> [Listing]
.....

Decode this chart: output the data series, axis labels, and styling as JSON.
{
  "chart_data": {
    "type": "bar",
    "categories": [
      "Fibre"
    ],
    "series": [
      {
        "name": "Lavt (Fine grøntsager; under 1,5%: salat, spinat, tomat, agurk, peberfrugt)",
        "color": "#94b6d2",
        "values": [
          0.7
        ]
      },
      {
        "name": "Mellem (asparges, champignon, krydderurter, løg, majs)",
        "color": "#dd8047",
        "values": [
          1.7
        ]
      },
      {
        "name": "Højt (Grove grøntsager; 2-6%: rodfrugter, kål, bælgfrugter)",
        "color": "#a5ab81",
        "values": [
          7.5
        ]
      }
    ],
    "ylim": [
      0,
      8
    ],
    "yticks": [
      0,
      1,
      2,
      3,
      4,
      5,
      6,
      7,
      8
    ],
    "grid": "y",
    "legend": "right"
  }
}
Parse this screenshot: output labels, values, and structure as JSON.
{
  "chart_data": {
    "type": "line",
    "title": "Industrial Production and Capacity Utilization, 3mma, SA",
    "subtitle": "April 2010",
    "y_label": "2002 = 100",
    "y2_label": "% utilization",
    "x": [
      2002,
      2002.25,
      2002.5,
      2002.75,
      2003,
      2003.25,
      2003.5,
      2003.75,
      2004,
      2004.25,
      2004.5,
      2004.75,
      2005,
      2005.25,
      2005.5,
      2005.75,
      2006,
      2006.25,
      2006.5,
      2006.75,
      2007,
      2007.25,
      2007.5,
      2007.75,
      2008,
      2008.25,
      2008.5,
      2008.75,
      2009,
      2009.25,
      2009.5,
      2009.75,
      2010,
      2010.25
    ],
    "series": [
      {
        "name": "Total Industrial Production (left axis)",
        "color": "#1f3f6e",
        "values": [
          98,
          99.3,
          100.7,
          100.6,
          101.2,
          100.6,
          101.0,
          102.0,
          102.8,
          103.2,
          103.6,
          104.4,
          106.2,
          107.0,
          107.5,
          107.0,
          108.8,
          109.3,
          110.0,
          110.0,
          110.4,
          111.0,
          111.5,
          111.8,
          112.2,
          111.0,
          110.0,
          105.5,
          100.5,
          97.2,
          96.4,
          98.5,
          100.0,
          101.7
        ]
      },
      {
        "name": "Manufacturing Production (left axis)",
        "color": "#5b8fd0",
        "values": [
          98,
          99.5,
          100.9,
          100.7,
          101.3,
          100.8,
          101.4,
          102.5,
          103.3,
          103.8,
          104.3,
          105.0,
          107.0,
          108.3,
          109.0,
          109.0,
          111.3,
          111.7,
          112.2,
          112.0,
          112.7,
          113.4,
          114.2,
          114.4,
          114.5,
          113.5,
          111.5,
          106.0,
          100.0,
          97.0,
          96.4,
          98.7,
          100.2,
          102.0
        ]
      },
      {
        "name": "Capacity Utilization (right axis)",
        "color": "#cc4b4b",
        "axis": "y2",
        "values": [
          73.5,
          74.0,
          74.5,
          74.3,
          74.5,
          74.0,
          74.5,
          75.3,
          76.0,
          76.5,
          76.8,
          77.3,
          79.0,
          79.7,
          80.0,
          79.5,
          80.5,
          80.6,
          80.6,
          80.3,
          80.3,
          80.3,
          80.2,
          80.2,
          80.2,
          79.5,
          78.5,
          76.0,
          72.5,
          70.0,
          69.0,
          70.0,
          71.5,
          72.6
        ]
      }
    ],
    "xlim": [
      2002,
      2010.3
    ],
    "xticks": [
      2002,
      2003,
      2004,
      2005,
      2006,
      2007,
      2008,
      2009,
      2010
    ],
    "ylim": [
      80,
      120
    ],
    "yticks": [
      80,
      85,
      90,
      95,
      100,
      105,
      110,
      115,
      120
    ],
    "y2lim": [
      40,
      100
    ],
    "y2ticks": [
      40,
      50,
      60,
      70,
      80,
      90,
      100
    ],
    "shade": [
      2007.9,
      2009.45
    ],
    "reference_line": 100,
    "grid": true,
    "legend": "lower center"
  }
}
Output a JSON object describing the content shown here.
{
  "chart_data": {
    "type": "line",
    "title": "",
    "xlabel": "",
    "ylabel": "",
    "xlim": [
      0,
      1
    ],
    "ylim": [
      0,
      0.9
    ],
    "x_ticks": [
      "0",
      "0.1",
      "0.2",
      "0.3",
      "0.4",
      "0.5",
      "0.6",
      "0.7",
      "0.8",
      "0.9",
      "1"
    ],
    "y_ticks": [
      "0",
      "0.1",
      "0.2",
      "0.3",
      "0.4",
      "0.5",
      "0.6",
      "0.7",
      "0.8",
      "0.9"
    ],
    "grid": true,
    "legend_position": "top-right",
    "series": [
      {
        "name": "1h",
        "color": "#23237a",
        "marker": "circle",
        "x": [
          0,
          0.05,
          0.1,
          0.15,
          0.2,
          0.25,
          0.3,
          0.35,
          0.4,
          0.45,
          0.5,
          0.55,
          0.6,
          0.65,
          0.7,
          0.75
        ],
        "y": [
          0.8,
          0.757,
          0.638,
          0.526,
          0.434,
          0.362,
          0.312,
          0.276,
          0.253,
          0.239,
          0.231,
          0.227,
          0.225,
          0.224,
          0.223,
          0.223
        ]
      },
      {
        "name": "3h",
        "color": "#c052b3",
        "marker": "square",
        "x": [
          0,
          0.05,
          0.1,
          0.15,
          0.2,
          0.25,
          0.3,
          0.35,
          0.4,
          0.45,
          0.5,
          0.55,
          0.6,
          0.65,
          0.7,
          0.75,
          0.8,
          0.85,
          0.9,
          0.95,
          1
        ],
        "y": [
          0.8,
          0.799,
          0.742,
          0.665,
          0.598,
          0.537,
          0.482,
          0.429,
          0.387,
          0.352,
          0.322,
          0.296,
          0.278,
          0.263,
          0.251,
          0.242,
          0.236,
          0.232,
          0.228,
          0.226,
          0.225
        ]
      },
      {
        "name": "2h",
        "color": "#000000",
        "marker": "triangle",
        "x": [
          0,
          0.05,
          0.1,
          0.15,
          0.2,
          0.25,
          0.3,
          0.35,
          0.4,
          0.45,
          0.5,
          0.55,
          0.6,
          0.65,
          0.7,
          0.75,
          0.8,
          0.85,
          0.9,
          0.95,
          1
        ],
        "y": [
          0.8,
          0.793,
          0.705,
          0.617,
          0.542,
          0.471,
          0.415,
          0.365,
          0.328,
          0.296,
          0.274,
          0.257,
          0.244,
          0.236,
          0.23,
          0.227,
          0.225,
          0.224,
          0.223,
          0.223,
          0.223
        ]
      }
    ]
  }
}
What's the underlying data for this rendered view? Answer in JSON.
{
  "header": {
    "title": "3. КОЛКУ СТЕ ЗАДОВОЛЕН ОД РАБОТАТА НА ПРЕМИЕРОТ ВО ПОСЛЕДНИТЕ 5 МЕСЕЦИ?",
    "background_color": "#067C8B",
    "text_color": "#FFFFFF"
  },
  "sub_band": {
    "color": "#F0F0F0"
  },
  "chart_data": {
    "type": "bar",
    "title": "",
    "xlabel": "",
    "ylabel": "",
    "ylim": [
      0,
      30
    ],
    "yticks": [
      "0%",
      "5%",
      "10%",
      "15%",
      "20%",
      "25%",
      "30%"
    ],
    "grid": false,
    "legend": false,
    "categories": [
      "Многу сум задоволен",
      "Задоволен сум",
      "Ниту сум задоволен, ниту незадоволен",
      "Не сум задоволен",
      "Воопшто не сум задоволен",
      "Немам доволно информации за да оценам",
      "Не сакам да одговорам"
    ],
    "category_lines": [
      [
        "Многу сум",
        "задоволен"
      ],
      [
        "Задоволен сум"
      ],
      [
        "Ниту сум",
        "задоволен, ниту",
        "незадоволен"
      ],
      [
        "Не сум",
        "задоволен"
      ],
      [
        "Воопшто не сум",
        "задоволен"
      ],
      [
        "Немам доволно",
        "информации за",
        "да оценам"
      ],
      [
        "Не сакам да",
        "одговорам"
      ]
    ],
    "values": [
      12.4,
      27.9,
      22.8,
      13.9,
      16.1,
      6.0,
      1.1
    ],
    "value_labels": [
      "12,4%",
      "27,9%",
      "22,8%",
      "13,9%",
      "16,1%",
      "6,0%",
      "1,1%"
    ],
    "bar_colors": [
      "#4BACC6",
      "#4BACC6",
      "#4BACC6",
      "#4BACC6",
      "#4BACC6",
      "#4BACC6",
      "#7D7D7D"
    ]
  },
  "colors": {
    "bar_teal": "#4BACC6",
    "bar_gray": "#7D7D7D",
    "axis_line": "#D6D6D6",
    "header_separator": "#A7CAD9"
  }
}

.....

> [Stated task] Write out every line of the data that holds the word "grøntsager".

> [Result of this exercise]
        "name": "Lavt (Fine grøntsager; under 1,5%: salat, spinat, tomat, agurk, peberfrugt)",
        "name": "Højt (Grove grøntsager; 2-6%: rodfrugter, kål, bælgfrugter)",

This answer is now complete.